What is needed -> Which lines in the material below contain the word "Factor"? Copy each of them.

Records for this exercise ->

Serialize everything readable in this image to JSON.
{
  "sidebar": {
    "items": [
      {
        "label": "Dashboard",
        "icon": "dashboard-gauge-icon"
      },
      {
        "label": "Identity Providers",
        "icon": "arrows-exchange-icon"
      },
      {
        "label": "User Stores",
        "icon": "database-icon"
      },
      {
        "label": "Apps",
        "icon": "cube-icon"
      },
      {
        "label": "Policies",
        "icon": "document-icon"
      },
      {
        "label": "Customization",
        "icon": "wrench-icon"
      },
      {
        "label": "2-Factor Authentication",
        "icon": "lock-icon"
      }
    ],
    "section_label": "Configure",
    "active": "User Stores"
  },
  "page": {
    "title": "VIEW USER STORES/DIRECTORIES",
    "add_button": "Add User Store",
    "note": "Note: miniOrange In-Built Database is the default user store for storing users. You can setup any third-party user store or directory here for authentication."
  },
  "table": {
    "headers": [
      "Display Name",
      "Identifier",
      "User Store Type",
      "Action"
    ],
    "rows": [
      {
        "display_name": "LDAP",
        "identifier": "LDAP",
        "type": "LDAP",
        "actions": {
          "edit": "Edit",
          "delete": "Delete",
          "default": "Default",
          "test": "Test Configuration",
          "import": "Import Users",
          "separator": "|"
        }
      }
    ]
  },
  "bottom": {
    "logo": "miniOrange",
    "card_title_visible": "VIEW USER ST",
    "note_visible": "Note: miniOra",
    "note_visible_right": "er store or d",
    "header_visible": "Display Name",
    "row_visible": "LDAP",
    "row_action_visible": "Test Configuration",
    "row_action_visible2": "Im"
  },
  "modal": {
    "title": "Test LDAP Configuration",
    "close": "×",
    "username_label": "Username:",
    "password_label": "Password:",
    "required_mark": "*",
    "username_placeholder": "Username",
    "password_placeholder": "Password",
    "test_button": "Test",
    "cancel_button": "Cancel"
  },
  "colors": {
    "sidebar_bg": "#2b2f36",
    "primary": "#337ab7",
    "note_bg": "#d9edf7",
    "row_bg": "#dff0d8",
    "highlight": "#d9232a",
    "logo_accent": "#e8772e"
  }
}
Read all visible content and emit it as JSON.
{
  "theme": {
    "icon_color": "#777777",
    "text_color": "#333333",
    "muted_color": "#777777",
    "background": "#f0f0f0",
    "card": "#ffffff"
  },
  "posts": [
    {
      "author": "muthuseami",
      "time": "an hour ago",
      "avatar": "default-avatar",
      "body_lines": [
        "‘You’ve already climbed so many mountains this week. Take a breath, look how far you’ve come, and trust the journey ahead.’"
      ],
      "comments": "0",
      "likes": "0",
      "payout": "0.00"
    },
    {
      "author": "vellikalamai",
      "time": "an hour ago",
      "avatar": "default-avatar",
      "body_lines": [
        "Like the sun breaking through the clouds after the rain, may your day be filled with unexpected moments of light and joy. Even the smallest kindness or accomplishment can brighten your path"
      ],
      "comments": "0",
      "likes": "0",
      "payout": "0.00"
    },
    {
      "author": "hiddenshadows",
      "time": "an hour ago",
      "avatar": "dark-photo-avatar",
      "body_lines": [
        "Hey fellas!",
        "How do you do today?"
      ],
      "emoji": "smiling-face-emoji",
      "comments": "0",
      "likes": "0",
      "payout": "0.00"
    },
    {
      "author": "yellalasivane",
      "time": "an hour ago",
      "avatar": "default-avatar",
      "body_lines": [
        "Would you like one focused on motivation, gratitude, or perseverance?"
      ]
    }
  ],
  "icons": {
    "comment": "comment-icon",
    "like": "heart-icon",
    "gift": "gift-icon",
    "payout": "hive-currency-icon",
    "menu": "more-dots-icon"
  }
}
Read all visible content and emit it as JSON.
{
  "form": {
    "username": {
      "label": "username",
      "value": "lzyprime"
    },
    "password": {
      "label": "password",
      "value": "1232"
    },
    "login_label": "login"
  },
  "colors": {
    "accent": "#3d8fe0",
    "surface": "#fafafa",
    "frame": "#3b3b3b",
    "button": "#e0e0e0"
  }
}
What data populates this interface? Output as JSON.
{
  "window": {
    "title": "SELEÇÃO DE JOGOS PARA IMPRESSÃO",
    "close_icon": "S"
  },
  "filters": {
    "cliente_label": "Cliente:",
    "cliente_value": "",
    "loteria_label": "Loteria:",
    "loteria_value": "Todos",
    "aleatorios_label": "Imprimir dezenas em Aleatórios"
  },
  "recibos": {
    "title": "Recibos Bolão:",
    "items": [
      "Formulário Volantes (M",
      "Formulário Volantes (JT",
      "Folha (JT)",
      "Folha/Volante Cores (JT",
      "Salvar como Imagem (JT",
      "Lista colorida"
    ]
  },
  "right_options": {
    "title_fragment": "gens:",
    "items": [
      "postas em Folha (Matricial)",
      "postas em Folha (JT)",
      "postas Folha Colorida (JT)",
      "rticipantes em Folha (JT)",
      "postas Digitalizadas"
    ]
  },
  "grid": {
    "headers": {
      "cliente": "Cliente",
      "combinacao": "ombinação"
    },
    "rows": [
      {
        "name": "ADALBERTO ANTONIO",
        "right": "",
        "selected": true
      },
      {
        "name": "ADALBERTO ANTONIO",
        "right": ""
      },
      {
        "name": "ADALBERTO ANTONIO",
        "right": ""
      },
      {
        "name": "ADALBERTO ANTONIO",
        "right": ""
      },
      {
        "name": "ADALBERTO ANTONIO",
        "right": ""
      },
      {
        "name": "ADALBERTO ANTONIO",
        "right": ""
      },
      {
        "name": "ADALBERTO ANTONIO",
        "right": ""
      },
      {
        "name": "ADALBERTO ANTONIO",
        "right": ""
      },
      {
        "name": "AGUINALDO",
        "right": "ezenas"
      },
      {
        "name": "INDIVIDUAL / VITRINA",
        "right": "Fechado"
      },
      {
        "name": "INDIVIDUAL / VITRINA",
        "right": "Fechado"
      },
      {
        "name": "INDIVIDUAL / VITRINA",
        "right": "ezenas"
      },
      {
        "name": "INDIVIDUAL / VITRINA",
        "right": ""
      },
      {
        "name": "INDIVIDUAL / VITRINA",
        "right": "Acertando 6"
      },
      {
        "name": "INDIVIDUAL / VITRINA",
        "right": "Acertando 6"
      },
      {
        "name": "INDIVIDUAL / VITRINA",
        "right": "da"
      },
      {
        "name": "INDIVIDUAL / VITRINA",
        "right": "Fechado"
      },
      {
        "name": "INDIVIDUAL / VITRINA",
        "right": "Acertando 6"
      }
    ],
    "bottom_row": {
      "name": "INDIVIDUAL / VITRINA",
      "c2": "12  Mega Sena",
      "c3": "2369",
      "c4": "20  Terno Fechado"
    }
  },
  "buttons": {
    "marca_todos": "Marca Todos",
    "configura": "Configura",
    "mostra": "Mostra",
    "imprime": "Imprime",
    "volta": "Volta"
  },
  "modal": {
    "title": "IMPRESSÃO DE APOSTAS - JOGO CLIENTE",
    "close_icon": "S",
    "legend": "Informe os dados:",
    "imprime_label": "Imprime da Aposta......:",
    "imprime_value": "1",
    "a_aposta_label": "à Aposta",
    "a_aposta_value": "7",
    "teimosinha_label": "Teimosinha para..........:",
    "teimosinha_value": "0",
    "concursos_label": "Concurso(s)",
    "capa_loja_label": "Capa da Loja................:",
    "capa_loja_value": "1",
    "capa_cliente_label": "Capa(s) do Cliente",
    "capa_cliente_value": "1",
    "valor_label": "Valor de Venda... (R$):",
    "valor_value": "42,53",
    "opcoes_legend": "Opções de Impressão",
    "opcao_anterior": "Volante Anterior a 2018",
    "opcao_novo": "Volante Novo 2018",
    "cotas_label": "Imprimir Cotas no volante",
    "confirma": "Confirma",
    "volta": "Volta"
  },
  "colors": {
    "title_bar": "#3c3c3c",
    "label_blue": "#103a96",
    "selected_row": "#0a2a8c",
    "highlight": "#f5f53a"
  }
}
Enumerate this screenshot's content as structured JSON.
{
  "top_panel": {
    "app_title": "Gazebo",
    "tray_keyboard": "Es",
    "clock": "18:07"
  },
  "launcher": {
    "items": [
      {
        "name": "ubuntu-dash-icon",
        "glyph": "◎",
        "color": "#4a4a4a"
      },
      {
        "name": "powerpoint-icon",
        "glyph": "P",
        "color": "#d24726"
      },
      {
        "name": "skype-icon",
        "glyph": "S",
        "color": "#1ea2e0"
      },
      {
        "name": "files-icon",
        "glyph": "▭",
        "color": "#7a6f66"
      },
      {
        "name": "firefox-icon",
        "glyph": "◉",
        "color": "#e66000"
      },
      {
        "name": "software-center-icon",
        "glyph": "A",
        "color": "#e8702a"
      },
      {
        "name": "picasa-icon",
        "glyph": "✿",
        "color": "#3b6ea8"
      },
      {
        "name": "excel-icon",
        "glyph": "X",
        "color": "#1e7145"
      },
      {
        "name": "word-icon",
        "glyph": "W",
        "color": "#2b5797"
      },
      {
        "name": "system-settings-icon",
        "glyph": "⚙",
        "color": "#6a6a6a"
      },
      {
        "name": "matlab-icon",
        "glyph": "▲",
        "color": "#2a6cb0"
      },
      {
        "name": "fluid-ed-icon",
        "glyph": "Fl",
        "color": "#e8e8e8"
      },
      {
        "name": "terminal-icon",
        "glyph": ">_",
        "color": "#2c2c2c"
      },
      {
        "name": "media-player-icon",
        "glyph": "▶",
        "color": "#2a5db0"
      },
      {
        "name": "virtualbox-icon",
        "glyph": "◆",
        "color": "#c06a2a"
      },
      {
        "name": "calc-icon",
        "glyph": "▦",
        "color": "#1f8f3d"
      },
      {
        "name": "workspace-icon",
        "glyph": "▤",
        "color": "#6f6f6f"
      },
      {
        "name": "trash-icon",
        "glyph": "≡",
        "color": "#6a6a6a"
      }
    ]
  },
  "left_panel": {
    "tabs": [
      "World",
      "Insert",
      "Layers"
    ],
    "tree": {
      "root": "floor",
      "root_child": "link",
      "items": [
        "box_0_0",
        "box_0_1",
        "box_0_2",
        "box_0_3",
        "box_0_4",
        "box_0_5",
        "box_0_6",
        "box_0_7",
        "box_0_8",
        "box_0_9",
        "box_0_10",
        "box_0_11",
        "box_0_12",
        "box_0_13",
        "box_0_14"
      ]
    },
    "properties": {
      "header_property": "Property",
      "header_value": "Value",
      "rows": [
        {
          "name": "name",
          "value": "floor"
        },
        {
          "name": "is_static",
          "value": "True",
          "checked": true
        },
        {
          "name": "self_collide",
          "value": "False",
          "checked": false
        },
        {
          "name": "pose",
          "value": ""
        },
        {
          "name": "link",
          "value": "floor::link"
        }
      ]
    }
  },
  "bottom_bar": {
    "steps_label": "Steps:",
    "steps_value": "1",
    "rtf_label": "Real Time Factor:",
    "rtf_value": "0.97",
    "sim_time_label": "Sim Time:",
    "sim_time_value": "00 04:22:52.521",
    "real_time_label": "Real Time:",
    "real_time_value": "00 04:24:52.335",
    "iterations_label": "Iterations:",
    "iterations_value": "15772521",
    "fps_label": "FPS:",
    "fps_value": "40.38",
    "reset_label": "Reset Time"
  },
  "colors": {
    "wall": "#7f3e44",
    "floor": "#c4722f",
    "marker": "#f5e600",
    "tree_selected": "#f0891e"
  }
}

Solution ->
        "label": "2-Factor Authentication",
    "rtf_label": "Real Time Factor:",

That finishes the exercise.